- **Brief**:
Look for the string "library" in the lines and copy each line that has it.

- **Data excerpts**:
[Begin]

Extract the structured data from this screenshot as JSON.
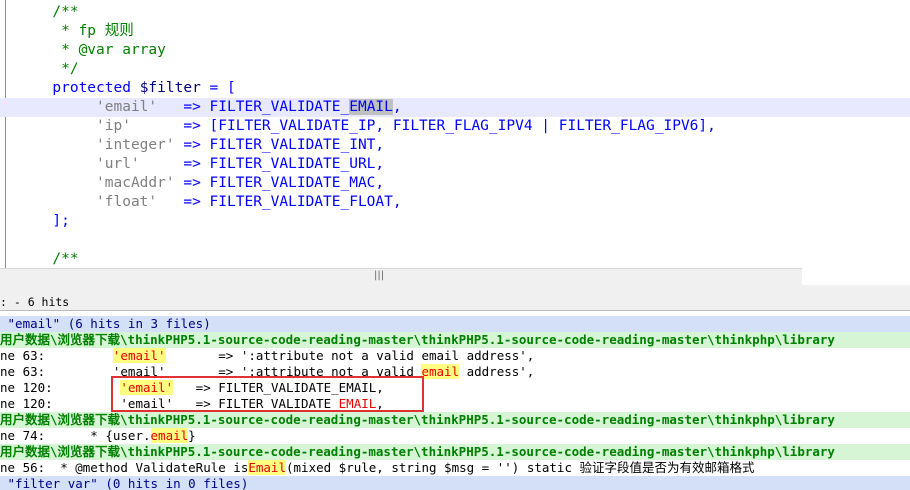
{
  "editor": {
    "lines": {
      "l1": "/**",
      "l2": " * fp 规则",
      "l3": " * @var array",
      "l4": " */",
      "l5_kw": "protected",
      "l5_var": "$filter",
      "l5_rest": " = [",
      "rows": [
        {
          "key": "'email'",
          "pad": "   ",
          "arrow": "=>",
          "value": "FILTER_VALIDATE_EMAIL,"
        },
        {
          "key": "'ip'",
          "pad": "      ",
          "arrow": "=>",
          "value": "[FILTER_VALIDATE_IP, FILTER_FLAG_IPV4 | FILTER_FLAG_IPV6],"
        },
        {
          "key": "'integer'",
          "pad": " ",
          "arrow": "=>",
          "value": "FILTER_VALIDATE_INT,"
        },
        {
          "key": "'url'",
          "pad": "     ",
          "arrow": "=>",
          "value": "FILTER_VALIDATE_URL,"
        },
        {
          "key": "'macAddr'",
          "pad": " ",
          "arrow": "=>",
          "value": "FILTER_VALIDATE_MAC,"
        },
        {
          "key": "'float'",
          "pad": "   ",
          "arrow": "=>",
          "value": "FILTER_VALIDATE_FLOAT,"
        }
      ],
      "email_prefix": "FILTER_VALIDATE_",
      "email_word": "EMAIL",
      "email_suffix": ",",
      "close": "];",
      "l_last": "/**"
    }
  },
  "scrollbar": {
    "grip": "|||"
  },
  "results_title": ": - 6 hits",
  "results": {
    "search1": " \"email\" (6 hits in 3 files)",
    "file1": "用户数据\\浏览器下载\\thinkPHP5.1-source-code-reading-master\\thinkPHP5.1-source-code-reading-master\\thinkphp\\library",
    "hit1": {
      "prefix": "ne 63:         ",
      "word": "'email'",
      "rest": "       => ':attribute not a valid email address',"
    },
    "hit2": {
      "prefix": "ne 63:         'email'       => ':attribute not a valid ",
      "word": "email",
      "rest": " address',"
    },
    "hit3": {
      "prefix": "ne 120:         ",
      "word": "'email'",
      "rest": "   => FILTER_VALIDATE_EMAIL,"
    },
    "hit4": {
      "prefix": "ne 120:         'email'   => FILTER_VALIDATE_",
      "word": "EMAIL",
      "rest": ","
    },
    "file2": "用户数据\\浏览器下载\\thinkPHP5.1-source-code-reading-master\\thinkPHP5.1-source-code-reading-master\\thinkphp\\library",
    "hit5": {
      "prefix": "ne 74:      * {user.",
      "word": "email",
      "rest": "}"
    },
    "file3": "用户数据\\浏览器下载\\thinkPHP5.1-source-code-reading-master\\thinkPHP5.1-source-code-reading-master\\thinkphp\\library",
    "hit6": {
      "prefix": "ne 56:  * @method ValidateRule is",
      "word": "Email",
      "rest": "(mixed $rule, string $msg = '') static 验证字段值是否为有效邮箱格式"
    },
    "search2": " \"filter var\" (0 hits in 0 files)"
  },
  "colors": {
    "comment": "#008000",
    "keyword": "#0000ff",
    "string": "#808080",
    "search_header_bg": "#d4e0f7",
    "file_row_bg": "#d5f5d5",
    "hit_highlight": "#ffff80",
    "annotation_box": "#e03232"
  }
}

[End]

- **Task output**:
    "file1": "用户数据\\浏览器下载\\thinkPHP5.1-source-code-reading-master\\thinkPHP5.1-source-code-reading-master\\thinkphp\\library",
    "file2": "用户数据\\浏览器下载\\thinkPHP5.1-source-code-reading-master\\thinkPHP5.1-source-code-reading-master\\thinkphp\\library",
    "file3": "用户数据\\浏览器下载\\thinkPHP5.1-source-code-reading-master\\thinkPHP5.1-source-code-reading-master\\thinkphp\\library",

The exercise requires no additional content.